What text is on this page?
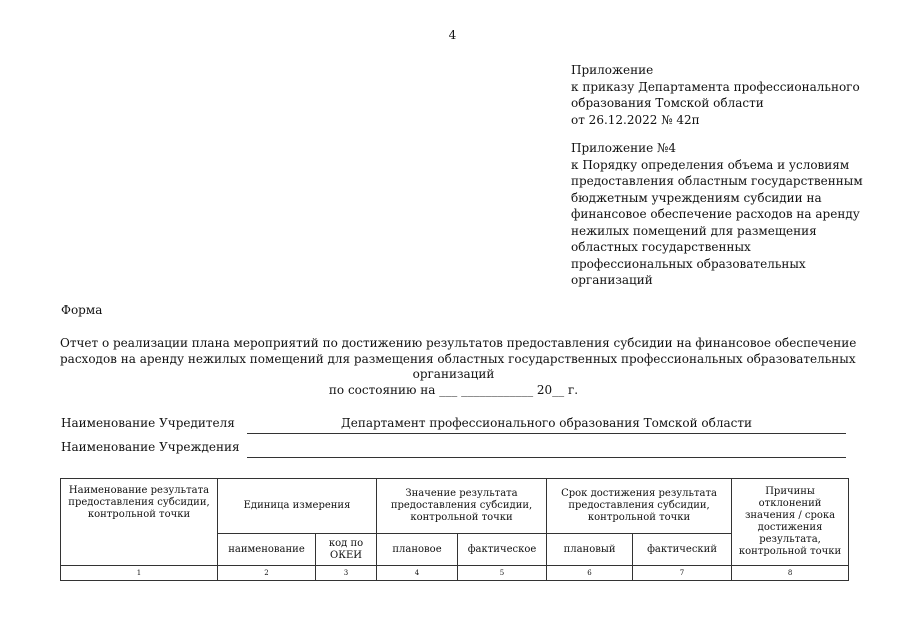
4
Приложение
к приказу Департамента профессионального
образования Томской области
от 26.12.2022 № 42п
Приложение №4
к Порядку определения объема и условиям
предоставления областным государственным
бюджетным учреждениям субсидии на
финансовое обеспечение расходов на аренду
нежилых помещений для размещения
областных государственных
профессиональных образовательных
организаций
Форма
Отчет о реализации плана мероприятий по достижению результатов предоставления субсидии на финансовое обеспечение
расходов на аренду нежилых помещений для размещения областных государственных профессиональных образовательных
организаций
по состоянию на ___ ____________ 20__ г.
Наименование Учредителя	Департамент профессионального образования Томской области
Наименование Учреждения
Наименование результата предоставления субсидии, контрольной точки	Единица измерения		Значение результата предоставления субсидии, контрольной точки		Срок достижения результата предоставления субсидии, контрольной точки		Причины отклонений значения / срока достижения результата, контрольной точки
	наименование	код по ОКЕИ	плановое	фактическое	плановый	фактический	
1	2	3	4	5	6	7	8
...
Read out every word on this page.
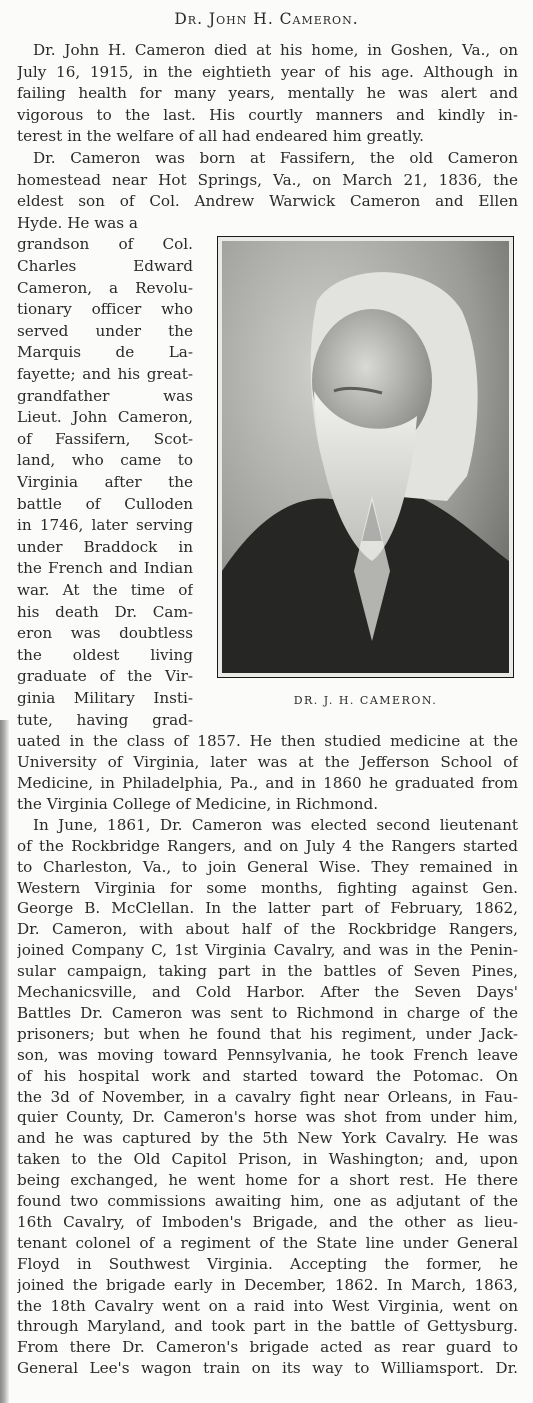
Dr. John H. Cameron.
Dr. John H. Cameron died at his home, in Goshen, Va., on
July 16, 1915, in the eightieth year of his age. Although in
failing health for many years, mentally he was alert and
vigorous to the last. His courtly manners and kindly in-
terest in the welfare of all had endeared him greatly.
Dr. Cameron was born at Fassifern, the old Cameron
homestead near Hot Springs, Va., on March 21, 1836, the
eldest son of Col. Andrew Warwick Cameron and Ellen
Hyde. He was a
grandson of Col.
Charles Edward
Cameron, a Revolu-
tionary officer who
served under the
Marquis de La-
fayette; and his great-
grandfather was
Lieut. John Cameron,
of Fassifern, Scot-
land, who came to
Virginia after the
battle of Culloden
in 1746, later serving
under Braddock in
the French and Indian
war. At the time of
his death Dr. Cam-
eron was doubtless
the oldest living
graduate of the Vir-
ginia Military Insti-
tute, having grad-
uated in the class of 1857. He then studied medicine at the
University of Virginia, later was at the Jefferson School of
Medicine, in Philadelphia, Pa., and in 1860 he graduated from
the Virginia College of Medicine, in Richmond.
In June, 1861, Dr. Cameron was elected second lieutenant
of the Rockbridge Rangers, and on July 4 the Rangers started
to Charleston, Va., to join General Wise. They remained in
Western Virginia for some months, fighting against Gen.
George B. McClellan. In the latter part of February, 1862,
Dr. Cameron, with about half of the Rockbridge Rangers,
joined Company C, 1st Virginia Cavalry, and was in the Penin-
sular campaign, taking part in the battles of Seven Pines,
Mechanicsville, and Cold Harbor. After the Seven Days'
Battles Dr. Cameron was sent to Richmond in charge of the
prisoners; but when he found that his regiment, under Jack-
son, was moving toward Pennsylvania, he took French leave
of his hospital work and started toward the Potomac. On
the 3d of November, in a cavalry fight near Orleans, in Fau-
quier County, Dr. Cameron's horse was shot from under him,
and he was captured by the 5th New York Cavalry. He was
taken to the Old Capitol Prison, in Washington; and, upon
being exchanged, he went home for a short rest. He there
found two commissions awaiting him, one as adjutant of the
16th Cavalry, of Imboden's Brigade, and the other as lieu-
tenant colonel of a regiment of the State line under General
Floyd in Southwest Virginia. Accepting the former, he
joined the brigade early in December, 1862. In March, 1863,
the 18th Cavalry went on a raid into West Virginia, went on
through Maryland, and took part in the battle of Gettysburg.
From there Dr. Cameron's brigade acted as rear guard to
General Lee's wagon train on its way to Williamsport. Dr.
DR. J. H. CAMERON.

* [What to work on]: Count every line above that holds the word "Virginia", and state the number and nothing more.

* [Answer for this exercise]: 7